*Given exercise*: What number of lines hold the word "marker"? State that number and nothing besides.

Stored dataset items

-------------------------

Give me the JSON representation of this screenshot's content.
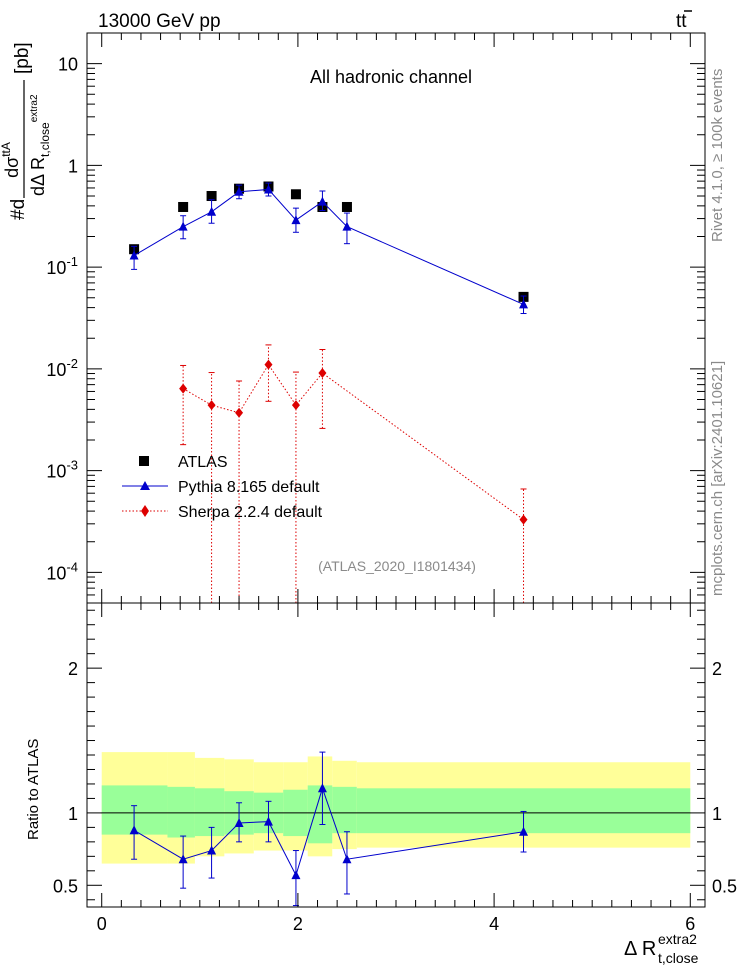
{
  "header": {
    "energy_label": "13000 GeV pp",
    "process_label": "tt̄",
    "rivet_label": "Rivet 4.1.0, ≥ 100k events",
    "mcplots_label": "mcplots.cern.ch [arXiv:2401.10621]"
  },
  "main_panel": {
    "title": "All hadronic channel",
    "analysis_label": "(ATLAS_2020_I1801434)",
    "ylabel_numerator": "#d dσ^ttA",
    "ylabel_text": "dσ / dΔR_t,close^extra2 [pb]",
    "legend": {
      "atlas": "ATLAS",
      "pythia": "Pythia 8.165 default",
      "sherpa": "Sherpa 2.2.4 default"
    }
  },
  "ratio_panel": {
    "ylabel": "Ratio to ATLAS"
  },
  "xaxis": {
    "label_main": "Δ R",
    "label_sup": "extra2",
    "label_sub": "t,close"
  },
  "colors": {
    "atlas": "#000000",
    "pythia": "#0000cc",
    "sherpa": "#dd0000",
    "band_inner": "#99ff99",
    "band_outer": "#ffff99"
  },
  "chart_data": [
    {
      "type": "scatter",
      "panel": "main",
      "yscale": "log",
      "xlim": [
        -0.15,
        6.15
      ],
      "ylim": [
        5e-05,
        20
      ],
      "ytick_labels": [
        "10^-4",
        "10^-3",
        "10^-2",
        "10^-1",
        "1",
        "10"
      ],
      "xlabel": "Δ R t,close extra2",
      "series": [
        {
          "name": "ATLAS",
          "marker": "square",
          "x": [
            0.33,
            0.83,
            1.12,
            1.4,
            1.7,
            1.98,
            2.25,
            2.5,
            4.3
          ],
          "y": [
            0.15,
            0.39,
            0.5,
            0.59,
            0.62,
            0.52,
            0.39,
            0.39,
            0.051
          ]
        },
        {
          "name": "Pythia 8.165 default",
          "marker": "triangle",
          "x": [
            0.33,
            0.83,
            1.12,
            1.4,
            1.7,
            1.98,
            2.25,
            2.5,
            4.3
          ],
          "y": [
            0.13,
            0.25,
            0.35,
            0.55,
            0.58,
            0.29,
            0.44,
            0.25,
            0.043
          ],
          "yerr_low": [
            0.095,
            0.19,
            0.27,
            0.47,
            0.5,
            0.22,
            0.36,
            0.17,
            0.035
          ],
          "yerr_high": [
            0.16,
            0.32,
            0.46,
            0.64,
            0.67,
            0.38,
            0.56,
            0.34,
            0.052
          ]
        },
        {
          "name": "Sherpa 2.2.4 default",
          "marker": "diamond",
          "x": [
            0.83,
            1.12,
            1.4,
            1.7,
            1.98,
            2.25,
            4.3
          ],
          "y": [
            0.0064,
            0.0044,
            0.0037,
            0.011,
            0.0044,
            0.0091,
            0.00033
          ],
          "yerr_low": [
            0.0018,
            1e-05,
            1e-05,
            0.0048,
            1e-05,
            0.0026,
            1e-05
          ],
          "yerr_high": [
            0.0108,
            0.0092,
            0.0076,
            0.0172,
            0.0093,
            0.0155,
            0.00066
          ]
        }
      ]
    },
    {
      "type": "line",
      "panel": "ratio",
      "ylabel": "Ratio to ATLAS",
      "ylim": [
        0.35,
        2.45
      ],
      "yticks": [
        0.5,
        1,
        2
      ],
      "ytick_labels": [
        "0.5",
        "1",
        "2"
      ],
      "xlim": [
        -0.15,
        6.15
      ],
      "xticks": [
        0,
        2,
        4,
        6
      ],
      "xtick_labels": [
        "0",
        "2",
        "4",
        "6"
      ],
      "bins": [
        0,
        0.67,
        0.95,
        1.25,
        1.55,
        1.85,
        2.1,
        2.35,
        2.6,
        6.0
      ],
      "band_inner_low": [
        0.85,
        0.83,
        0.84,
        0.85,
        0.86,
        0.84,
        0.79,
        0.86,
        0.86
      ],
      "band_inner_high": [
        1.19,
        1.18,
        1.17,
        1.15,
        1.14,
        1.16,
        1.19,
        1.18,
        1.17
      ],
      "band_outer_low": [
        0.65,
        0.65,
        0.7,
        0.72,
        0.74,
        0.74,
        0.7,
        0.75,
        0.76
      ],
      "band_outer_high": [
        1.42,
        1.42,
        1.38,
        1.37,
        1.35,
        1.35,
        1.39,
        1.36,
        1.35
      ],
      "series": [
        {
          "name": "Pythia 8.165 default",
          "x": [
            0.33,
            0.83,
            1.12,
            1.4,
            1.7,
            1.98,
            2.25,
            2.5,
            4.3
          ],
          "y": [
            0.88,
            0.68,
            0.74,
            0.93,
            0.94,
            0.57,
            1.17,
            0.68,
            0.87
          ],
          "yerr_low": [
            0.68,
            0.48,
            0.55,
            0.8,
            0.8,
            0.36,
            0.92,
            0.44,
            0.73
          ],
          "yerr_high": [
            1.05,
            0.84,
            0.9,
            1.07,
            1.08,
            0.74,
            1.42,
            0.87,
            1.01
          ]
        }
      ]
    }
  ]
}
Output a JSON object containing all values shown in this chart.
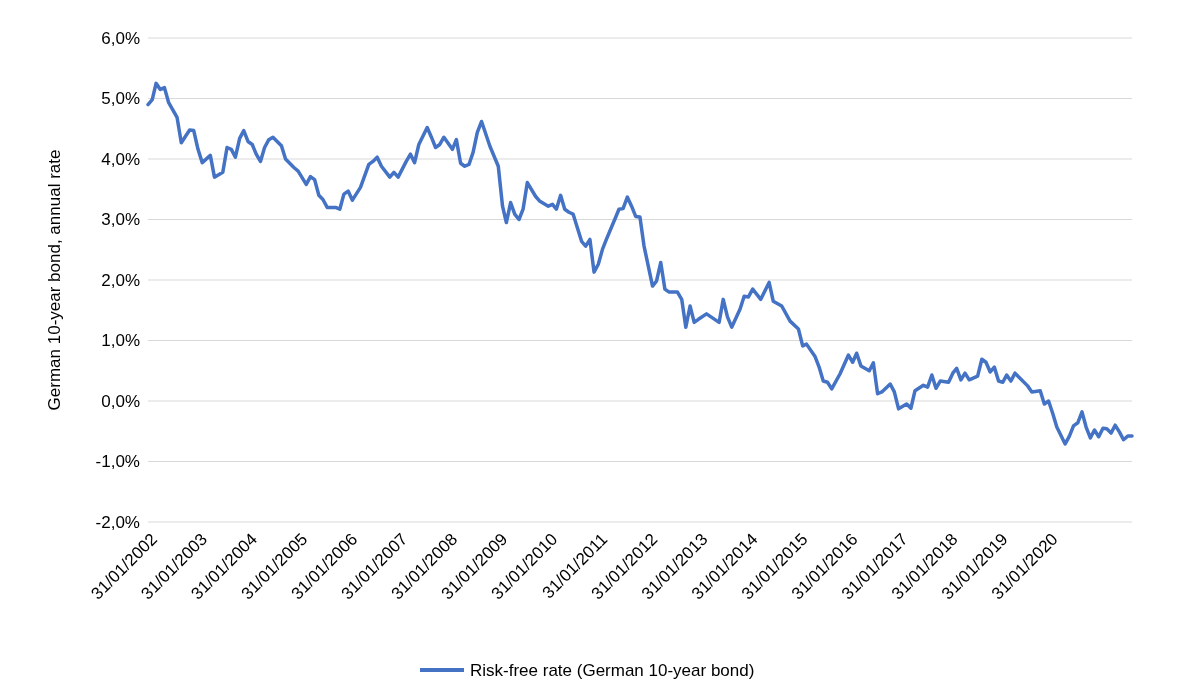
{
  "chart_data": {
    "type": "line",
    "ylabel": "German 10-year bond, annual rate",
    "grid": "y",
    "legend": "bottom",
    "marker": "none",
    "line_style": "solid",
    "xlim": [
      "2002-01",
      "2021-09"
    ],
    "xticks": [
      {
        "value": "2002-01",
        "label": "31/01/2002"
      },
      {
        "value": "2003-01",
        "label": "31/01/2003"
      },
      {
        "value": "2004-01",
        "label": "31/01/2004"
      },
      {
        "value": "2005-01",
        "label": "31/01/2005"
      },
      {
        "value": "2006-01",
        "label": "31/01/2006"
      },
      {
        "value": "2007-01",
        "label": "31/01/2007"
      },
      {
        "value": "2008-01",
        "label": "31/01/2008"
      },
      {
        "value": "2009-01",
        "label": "31/01/2009"
      },
      {
        "value": "2010-01",
        "label": "31/01/2010"
      },
      {
        "value": "2011-01",
        "label": "31/01/2011"
      },
      {
        "value": "2012-01",
        "label": "31/01/2012"
      },
      {
        "value": "2013-01",
        "label": "31/01/2013"
      },
      {
        "value": "2014-01",
        "label": "31/01/2014"
      },
      {
        "value": "2015-01",
        "label": "31/01/2015"
      },
      {
        "value": "2016-01",
        "label": "31/01/2016"
      },
      {
        "value": "2017-01",
        "label": "31/01/2017"
      },
      {
        "value": "2018-01",
        "label": "31/01/2018"
      },
      {
        "value": "2019-01",
        "label": "31/01/2019"
      },
      {
        "value": "2020-01",
        "label": "31/01/2020"
      }
    ],
    "ylim": [
      -2,
      6
    ],
    "yticks": [
      {
        "value": -2,
        "label": "-2,0%"
      },
      {
        "value": -1,
        "label": "-1,0%"
      },
      {
        "value": 0,
        "label": "0,0%"
      },
      {
        "value": 1,
        "label": "1,0%"
      },
      {
        "value": 2,
        "label": "2,0%"
      },
      {
        "value": 3,
        "label": "3,0%"
      },
      {
        "value": 4,
        "label": "4,0%"
      },
      {
        "value": 5,
        "label": "5,0%"
      },
      {
        "value": 6,
        "label": "6,0%"
      }
    ],
    "x": [
      "2002-01",
      "2002-02",
      "2002-03",
      "2002-04",
      "2002-05",
      "2002-06",
      "2002-08",
      "2002-09",
      "2002-11",
      "2002-12",
      "2003-01",
      "2003-02",
      "2003-04",
      "2003-05",
      "2003-07",
      "2003-08",
      "2003-09",
      "2003-10",
      "2003-11",
      "2003-12",
      "2004-01",
      "2004-02",
      "2004-03",
      "2004-04",
      "2004-05",
      "2004-06",
      "2004-07",
      "2004-09",
      "2004-10",
      "2004-12",
      "2005-01",
      "2005-03",
      "2005-04",
      "2005-05",
      "2005-06",
      "2005-07",
      "2005-08",
      "2005-10",
      "2005-11",
      "2005-12",
      "2006-01",
      "2006-02",
      "2006-04",
      "2006-06",
      "2006-07",
      "2006-08",
      "2006-09",
      "2006-11",
      "2006-12",
      "2007-01",
      "2007-03",
      "2007-04",
      "2007-05",
      "2007-06",
      "2007-08",
      "2007-09",
      "2007-10",
      "2007-11",
      "2007-12",
      "2008-02",
      "2008-03",
      "2008-04",
      "2008-05",
      "2008-06",
      "2008-07",
      "2008-08",
      "2008-09",
      "2008-11",
      "2009-01",
      "2009-02",
      "2009-03",
      "2009-04",
      "2009-05",
      "2009-06",
      "2009-07",
      "2009-08",
      "2009-10",
      "2009-11",
      "2010-01",
      "2010-02",
      "2010-03",
      "2010-04",
      "2010-05",
      "2010-06",
      "2010-07",
      "2010-09",
      "2010-10",
      "2010-11",
      "2010-12",
      "2011-01",
      "2011-02",
      "2011-03",
      "2011-05",
      "2011-06",
      "2011-07",
      "2011-08",
      "2011-09",
      "2011-10",
      "2011-11",
      "2011-12",
      "2012-02",
      "2012-03",
      "2012-04",
      "2012-05",
      "2012-06",
      "2012-08",
      "2012-09",
      "2012-10",
      "2012-11",
      "2012-12",
      "2013-01",
      "2013-03",
      "2013-06",
      "2013-07",
      "2013-08",
      "2013-09",
      "2013-11",
      "2013-12",
      "2014-01",
      "2014-02",
      "2014-04",
      "2014-05",
      "2014-06",
      "2014-07",
      "2014-09",
      "2014-11",
      "2015-01",
      "2015-02",
      "2015-03",
      "2015-05",
      "2015-06",
      "2015-07",
      "2015-08",
      "2015-09",
      "2015-11",
      "2016-01",
      "2016-02",
      "2016-03",
      "2016-04",
      "2016-06",
      "2016-07",
      "2016-08",
      "2016-09",
      "2016-11",
      "2016-12",
      "2017-01",
      "2017-03",
      "2017-04",
      "2017-05",
      "2017-07",
      "2017-08",
      "2017-09",
      "2017-10",
      "2017-11",
      "2018-01",
      "2018-02",
      "2018-03",
      "2018-04",
      "2018-05",
      "2018-06",
      "2018-08",
      "2018-09",
      "2018-10",
      "2018-11",
      "2018-12",
      "2019-01",
      "2019-02",
      "2019-03",
      "2019-04",
      "2019-05",
      "2019-08",
      "2019-09",
      "2019-11",
      "2019-12",
      "2020-01",
      "2020-02",
      "2020-03",
      "2020-05",
      "2020-06",
      "2020-07",
      "2020-08",
      "2020-09",
      "2020-10",
      "2020-11",
      "2020-12",
      "2021-01",
      "2021-02",
      "2021-03",
      "2021-04",
      "2021-05",
      "2021-06",
      "2021-07",
      "2021-08",
      "2021-09"
    ],
    "series": [
      {
        "name": "Risk-free rate (German 10-year bond)",
        "color": "#4472c4",
        "values": [
          4.9,
          4.98,
          5.25,
          5.15,
          5.18,
          4.93,
          4.69,
          4.27,
          4.48,
          4.47,
          4.16,
          3.94,
          4.06,
          3.7,
          3.78,
          4.19,
          4.16,
          4.03,
          4.34,
          4.47,
          4.29,
          4.24,
          4.08,
          3.96,
          4.19,
          4.32,
          4.36,
          4.22,
          4.0,
          3.86,
          3.8,
          3.58,
          3.71,
          3.66,
          3.4,
          3.33,
          3.2,
          3.2,
          3.17,
          3.42,
          3.47,
          3.32,
          3.53,
          3.91,
          3.96,
          4.03,
          3.88,
          3.7,
          3.78,
          3.7,
          3.96,
          4.08,
          3.94,
          4.24,
          4.52,
          4.36,
          4.19,
          4.24,
          4.36,
          4.16,
          4.32,
          3.93,
          3.88,
          3.91,
          4.11,
          4.44,
          4.62,
          4.21,
          3.88,
          3.22,
          2.95,
          3.28,
          3.09,
          3.0,
          3.17,
          3.61,
          3.38,
          3.3,
          3.22,
          3.25,
          3.17,
          3.4,
          3.17,
          3.12,
          3.09,
          2.64,
          2.56,
          2.67,
          2.13,
          2.26,
          2.51,
          2.67,
          3.0,
          3.17,
          3.18,
          3.37,
          3.22,
          3.05,
          3.04,
          2.56,
          1.9,
          1.98,
          2.29,
          1.85,
          1.8,
          1.8,
          1.68,
          1.22,
          1.57,
          1.3,
          1.35,
          1.44,
          1.3,
          1.68,
          1.39,
          1.22,
          1.52,
          1.73,
          1.72,
          1.85,
          1.68,
          1.82,
          1.96,
          1.65,
          1.57,
          1.32,
          1.19,
          0.91,
          0.94,
          0.74,
          0.56,
          0.33,
          0.31,
          0.2,
          0.45,
          0.76,
          0.64,
          0.79,
          0.58,
          0.5,
          0.63,
          0.12,
          0.15,
          0.28,
          0.15,
          -0.13,
          -0.05,
          -0.12,
          0.17,
          0.26,
          0.23,
          0.43,
          0.21,
          0.33,
          0.31,
          0.46,
          0.54,
          0.35,
          0.46,
          0.35,
          0.41,
          0.69,
          0.64,
          0.48,
          0.56,
          0.33,
          0.31,
          0.43,
          0.33,
          0.46,
          0.25,
          0.15,
          0.17,
          -0.05,
          0.0,
          -0.21,
          -0.43,
          -0.71,
          -0.58,
          -0.41,
          -0.36,
          -0.18,
          -0.43,
          -0.61,
          -0.48,
          -0.59,
          -0.45,
          -0.46,
          -0.53,
          -0.4,
          -0.51,
          -0.64,
          -0.58,
          -0.58
        ]
      }
    ]
  }
}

-------------------------

*Correct answer*: 4